■ **Exercise prompt**
Gather, from the data below, each line in which the word "dönthetné" occurs.

■ **Given records**
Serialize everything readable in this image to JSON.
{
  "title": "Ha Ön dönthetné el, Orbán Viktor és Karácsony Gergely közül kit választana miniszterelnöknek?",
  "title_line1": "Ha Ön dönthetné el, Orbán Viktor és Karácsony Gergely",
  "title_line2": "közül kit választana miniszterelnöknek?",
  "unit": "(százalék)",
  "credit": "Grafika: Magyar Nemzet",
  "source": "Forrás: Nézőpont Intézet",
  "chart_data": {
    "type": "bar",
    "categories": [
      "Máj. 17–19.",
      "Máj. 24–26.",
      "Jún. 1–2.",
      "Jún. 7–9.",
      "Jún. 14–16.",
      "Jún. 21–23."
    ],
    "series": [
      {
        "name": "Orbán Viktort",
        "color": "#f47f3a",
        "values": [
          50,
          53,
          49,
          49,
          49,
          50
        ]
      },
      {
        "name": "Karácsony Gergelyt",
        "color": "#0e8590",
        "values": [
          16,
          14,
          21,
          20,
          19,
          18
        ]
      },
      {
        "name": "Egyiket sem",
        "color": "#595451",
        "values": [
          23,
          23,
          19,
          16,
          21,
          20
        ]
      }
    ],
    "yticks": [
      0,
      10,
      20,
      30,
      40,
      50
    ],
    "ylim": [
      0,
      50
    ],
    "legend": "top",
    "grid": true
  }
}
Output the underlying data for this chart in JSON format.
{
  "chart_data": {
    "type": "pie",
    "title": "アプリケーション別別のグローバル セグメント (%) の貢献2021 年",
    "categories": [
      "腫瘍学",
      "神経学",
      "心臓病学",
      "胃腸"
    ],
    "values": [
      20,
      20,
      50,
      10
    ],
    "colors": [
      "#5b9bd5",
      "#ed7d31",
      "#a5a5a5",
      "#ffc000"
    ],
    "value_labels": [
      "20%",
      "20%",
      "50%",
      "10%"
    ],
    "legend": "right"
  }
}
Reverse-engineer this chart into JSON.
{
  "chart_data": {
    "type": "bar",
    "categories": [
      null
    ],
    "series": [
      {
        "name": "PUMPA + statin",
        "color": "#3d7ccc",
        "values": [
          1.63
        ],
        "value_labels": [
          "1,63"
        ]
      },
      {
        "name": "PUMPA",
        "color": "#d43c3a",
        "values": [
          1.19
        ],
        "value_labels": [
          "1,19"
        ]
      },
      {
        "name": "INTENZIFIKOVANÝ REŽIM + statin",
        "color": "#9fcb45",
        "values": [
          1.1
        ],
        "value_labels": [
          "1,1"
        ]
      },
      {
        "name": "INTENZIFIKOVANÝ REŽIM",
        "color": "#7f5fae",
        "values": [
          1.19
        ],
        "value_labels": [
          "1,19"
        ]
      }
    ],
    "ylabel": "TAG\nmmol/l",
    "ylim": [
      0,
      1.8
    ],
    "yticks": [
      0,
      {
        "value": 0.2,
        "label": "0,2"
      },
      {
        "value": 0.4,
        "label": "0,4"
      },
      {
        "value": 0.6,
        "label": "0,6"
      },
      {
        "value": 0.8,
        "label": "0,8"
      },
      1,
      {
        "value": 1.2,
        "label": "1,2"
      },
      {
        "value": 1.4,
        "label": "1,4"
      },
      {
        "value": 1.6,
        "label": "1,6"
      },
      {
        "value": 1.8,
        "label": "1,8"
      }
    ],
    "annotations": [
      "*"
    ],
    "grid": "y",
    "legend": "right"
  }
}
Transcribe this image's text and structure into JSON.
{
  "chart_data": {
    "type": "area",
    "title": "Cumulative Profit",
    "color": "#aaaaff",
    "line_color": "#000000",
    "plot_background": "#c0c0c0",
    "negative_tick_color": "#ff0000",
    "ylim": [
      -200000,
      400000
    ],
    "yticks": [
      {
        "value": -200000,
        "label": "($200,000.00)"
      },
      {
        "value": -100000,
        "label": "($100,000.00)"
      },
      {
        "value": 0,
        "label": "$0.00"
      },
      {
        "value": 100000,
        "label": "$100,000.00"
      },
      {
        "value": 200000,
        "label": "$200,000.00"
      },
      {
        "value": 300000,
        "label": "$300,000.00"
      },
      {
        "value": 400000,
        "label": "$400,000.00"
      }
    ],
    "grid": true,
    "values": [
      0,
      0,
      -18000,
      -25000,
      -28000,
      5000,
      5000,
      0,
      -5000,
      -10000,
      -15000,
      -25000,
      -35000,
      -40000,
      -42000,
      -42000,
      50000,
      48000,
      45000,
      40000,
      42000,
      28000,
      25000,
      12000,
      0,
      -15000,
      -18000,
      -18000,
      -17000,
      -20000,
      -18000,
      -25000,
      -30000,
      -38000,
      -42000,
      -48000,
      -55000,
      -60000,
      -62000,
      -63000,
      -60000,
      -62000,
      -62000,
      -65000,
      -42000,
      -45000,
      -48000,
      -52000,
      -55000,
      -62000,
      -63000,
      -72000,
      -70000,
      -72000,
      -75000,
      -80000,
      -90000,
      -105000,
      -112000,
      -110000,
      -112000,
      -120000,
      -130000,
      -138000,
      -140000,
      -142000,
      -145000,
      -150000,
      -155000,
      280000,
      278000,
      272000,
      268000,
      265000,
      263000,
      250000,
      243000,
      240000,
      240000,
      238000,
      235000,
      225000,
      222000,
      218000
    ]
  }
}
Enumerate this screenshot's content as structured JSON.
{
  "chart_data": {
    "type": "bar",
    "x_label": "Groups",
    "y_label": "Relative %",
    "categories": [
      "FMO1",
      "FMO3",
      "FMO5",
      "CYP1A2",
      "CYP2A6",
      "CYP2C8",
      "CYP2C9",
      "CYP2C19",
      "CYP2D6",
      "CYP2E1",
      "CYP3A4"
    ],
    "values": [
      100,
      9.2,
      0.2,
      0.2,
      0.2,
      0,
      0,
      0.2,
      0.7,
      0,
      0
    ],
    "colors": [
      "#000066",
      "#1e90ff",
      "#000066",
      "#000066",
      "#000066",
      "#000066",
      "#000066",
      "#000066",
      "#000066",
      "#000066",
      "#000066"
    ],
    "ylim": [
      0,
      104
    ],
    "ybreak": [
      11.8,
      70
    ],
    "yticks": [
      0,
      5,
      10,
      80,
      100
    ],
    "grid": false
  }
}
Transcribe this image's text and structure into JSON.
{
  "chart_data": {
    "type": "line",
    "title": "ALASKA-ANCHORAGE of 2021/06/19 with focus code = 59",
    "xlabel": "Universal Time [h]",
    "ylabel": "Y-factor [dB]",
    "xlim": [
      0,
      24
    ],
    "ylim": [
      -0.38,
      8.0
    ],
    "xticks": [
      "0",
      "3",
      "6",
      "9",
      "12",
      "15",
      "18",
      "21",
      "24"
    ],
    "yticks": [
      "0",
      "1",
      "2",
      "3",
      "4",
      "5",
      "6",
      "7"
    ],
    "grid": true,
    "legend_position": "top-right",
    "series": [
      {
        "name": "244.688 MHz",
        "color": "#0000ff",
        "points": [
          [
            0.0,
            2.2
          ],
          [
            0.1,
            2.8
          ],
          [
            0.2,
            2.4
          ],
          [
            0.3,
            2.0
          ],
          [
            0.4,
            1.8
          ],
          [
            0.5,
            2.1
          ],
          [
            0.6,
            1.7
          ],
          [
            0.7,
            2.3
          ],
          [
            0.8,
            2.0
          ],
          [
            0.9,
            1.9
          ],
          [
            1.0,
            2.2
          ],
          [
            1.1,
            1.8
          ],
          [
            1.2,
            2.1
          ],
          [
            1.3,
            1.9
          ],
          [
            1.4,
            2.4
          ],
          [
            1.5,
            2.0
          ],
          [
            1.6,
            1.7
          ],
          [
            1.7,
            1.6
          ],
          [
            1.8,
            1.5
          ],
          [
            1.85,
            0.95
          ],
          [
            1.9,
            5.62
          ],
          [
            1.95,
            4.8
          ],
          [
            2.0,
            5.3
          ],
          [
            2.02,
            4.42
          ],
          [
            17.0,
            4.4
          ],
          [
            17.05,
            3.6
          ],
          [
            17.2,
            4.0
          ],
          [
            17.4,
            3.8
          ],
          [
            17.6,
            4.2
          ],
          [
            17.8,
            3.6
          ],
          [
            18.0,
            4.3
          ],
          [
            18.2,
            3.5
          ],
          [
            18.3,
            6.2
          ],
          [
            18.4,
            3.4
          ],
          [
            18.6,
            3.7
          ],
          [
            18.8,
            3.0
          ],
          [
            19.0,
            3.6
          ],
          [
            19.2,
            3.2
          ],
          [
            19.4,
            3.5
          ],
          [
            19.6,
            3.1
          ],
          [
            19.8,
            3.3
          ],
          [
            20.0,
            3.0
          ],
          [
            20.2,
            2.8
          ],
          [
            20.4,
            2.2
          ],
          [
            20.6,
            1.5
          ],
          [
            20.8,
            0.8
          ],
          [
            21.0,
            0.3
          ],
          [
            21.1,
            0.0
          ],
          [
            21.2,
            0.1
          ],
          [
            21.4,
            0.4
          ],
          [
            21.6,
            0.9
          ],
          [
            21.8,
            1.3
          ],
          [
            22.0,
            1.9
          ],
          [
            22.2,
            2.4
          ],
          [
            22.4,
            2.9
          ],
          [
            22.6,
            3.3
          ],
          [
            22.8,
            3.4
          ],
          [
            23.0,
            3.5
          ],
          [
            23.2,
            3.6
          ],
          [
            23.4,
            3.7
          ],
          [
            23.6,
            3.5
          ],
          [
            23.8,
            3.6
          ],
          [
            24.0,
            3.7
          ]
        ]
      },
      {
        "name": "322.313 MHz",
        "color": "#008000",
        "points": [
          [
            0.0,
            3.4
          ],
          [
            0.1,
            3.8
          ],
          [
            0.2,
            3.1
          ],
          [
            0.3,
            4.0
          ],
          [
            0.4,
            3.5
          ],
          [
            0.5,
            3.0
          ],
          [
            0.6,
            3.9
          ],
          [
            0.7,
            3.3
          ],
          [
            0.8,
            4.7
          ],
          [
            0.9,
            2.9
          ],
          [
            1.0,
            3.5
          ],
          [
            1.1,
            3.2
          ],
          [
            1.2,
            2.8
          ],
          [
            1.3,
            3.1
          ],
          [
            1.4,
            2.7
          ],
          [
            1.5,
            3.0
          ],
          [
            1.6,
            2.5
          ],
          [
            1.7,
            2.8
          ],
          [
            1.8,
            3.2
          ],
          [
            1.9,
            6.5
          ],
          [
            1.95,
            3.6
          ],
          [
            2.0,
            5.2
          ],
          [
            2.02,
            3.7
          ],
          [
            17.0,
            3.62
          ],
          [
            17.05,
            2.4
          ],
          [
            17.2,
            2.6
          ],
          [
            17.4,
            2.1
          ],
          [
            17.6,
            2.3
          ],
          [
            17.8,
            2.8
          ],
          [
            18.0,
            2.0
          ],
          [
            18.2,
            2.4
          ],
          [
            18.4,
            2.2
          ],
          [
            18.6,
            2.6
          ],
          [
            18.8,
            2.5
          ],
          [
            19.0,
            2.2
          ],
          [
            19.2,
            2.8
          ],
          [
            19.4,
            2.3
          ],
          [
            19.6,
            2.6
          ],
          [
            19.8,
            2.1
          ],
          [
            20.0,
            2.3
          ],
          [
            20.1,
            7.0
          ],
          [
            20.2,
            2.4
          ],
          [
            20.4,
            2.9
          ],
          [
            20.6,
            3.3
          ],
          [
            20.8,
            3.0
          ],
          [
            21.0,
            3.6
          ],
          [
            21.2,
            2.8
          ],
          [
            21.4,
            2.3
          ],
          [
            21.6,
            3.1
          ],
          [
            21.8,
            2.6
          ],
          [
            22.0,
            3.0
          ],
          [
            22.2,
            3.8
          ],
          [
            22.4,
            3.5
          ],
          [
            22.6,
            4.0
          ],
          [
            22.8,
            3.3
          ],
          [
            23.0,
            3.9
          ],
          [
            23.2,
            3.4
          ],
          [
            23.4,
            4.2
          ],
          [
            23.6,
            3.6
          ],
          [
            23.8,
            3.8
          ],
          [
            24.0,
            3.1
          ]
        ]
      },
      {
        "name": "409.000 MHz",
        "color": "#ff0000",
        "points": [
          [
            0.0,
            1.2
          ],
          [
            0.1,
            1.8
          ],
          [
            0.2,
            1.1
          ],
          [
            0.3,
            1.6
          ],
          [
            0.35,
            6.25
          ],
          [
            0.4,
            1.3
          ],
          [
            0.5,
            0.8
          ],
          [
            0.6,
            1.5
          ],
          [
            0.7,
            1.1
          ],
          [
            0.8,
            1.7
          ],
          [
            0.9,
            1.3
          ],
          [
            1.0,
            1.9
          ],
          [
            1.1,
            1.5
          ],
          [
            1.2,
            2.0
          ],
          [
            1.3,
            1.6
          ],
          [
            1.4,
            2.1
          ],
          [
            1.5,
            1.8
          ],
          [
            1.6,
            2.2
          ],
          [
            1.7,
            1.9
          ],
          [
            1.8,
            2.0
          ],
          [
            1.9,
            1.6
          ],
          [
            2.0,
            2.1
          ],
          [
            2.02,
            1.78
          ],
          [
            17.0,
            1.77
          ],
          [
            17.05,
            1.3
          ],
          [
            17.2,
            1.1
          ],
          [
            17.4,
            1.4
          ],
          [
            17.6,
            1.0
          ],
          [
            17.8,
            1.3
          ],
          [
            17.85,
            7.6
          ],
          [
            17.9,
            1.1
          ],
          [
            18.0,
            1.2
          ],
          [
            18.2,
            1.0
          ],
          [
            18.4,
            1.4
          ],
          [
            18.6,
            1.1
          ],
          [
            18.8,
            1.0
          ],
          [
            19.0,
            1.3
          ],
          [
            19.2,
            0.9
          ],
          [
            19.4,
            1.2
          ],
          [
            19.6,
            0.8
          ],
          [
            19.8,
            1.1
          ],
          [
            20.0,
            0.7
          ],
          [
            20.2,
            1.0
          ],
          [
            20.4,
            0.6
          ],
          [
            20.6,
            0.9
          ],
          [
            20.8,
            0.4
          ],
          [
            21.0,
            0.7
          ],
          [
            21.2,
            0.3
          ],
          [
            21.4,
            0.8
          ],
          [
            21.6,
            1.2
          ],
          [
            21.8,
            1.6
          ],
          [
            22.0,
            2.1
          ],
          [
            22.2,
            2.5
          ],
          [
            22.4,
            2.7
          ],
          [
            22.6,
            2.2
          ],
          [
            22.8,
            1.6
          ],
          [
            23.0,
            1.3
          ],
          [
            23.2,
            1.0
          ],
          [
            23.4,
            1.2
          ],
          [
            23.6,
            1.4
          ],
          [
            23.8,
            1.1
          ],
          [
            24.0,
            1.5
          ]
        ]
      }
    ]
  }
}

■ **Solved exercise**
  "title": "Ha Ön dönthetné el, Orbán Viktor és Karácsony Gergely közül kit választana miniszterelnöknek?",
  "title_line1": "Ha Ön dönthetné el, Orbán Viktor és Karácsony Gergely",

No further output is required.